From the listing below, extract each entry exactly as written, minus the images.

*Record extracts:*
***
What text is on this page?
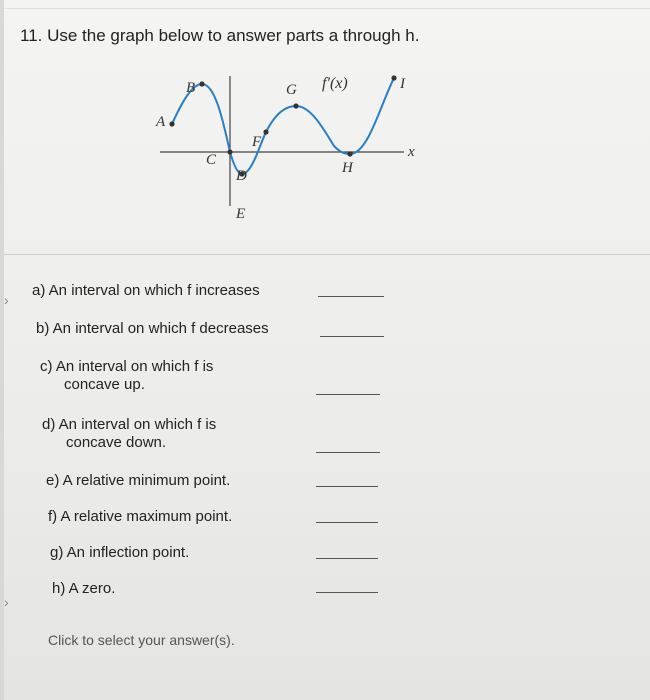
11. Use the graph below to answer parts a through h.
A
B
C
D
E
F
G
H
I
f′(x)
x
›
›
a) An interval on which f increases
b) An interval on which f decreases
c) An interval on which f is
concave up.
d) An interval on which f is
concave down.
e) A relative minimum point.
f) A relative maximum point.
g) An inflection point.
h) A zero.
Click to select your answer(s).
***
*Written solution:*
What text is on this page?
11. Use the graph below to answer parts a through h.
A
B
C
D
E
F
G
H
I
f′(x)
x
›
›
a) An interval on which f increases
b) An interval on which f decreases
c) An interval on which f is
concave up.
d) An interval on which f is
concave down.
e) A relative minimum point.
f) A relative maximum point.
g) An inflection point.
h) A zero.
Click to select your answer(s).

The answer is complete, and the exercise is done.